(Structured figure records)
────────

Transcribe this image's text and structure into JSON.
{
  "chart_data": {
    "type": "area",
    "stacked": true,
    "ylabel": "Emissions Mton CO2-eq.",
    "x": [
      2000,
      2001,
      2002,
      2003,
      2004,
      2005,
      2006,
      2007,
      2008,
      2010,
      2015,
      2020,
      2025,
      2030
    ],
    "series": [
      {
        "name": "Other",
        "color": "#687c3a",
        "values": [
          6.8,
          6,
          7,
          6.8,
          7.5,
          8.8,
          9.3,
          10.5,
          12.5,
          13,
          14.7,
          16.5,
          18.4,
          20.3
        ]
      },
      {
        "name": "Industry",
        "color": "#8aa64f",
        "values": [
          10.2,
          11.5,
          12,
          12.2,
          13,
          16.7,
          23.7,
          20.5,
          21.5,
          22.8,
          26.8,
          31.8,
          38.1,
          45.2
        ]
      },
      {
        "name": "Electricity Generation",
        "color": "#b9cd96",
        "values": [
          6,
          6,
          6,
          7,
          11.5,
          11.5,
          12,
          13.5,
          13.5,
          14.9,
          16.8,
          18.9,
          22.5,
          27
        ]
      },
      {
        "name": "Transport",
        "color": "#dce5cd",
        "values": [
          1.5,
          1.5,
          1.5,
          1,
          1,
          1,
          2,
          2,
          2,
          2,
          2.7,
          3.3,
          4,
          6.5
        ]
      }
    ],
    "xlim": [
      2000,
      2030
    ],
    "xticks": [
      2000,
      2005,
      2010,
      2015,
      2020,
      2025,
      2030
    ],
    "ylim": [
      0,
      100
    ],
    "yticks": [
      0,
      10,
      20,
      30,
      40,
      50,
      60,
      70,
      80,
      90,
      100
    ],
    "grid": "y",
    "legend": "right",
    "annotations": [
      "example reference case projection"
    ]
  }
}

────────

_GOAL_: Print every record above exactly as written.

_RESULT OF THIS EXERCISE_:
Transcribe this image's text and structure into JSON.
{
  "chart_data": {
    "type": "area",
    "stacked": true,
    "ylabel": "Emissions Mton CO2-eq.",
    "x": [
      2000,
      2001,
      2002,
      2003,
      2004,
      2005,
      2006,
      2007,
      2008,
      2010,
      2015,
      2020,
      2025,
      2030
    ],
    "series": [
      {
        "name": "Other",
        "color": "#687c3a",
        "values": [
          6.8,
          6,
          7,
          6.8,
          7.5,
          8.8,
          9.3,
          10.5,
          12.5,
          13,
          14.7,
          16.5,
          18.4,
          20.3
        ]
      },
      {
        "name": "Industry",
        "color": "#8aa64f",
        "values": [
          10.2,
          11.5,
          12,
          12.2,
          13,
          16.7,
          23.7,
          20.5,
          21.5,
          22.8,
          26.8,
          31.8,
          38.1,
          45.2
        ]
      },
      {
        "name": "Electricity Generation",
        "color": "#b9cd96",
        "values": [
          6,
          6,
          6,
          7,
          11.5,
          11.5,
          12,
          13.5,
          13.5,
          14.9,
          16.8,
          18.9,
          22.5,
          27
        ]
      },
      {
        "name": "Transport",
        "color": "#dce5cd",
        "values": [
          1.5,
          1.5,
          1.5,
          1,
          1,
          1,
          2,
          2,
          2,
          2,
          2.7,
          3.3,
          4,
          6.5
        ]
      }
    ],
    "xlim": [
      2000,
      2030
    ],
    "xticks": [
      2000,
      2005,
      2010,
      2015,
      2020,
      2025,
      2030
    ],
    "ylim": [
      0,
      100
    ],
    "yticks": [
      0,
      10,
      20,
      30,
      40,
      50,
      60,
      70,
      80,
      90,
      100
    ],
    "grid": "y",
    "legend": "right",
    "annotations": [
      "example reference case projection"
    ]
  }
}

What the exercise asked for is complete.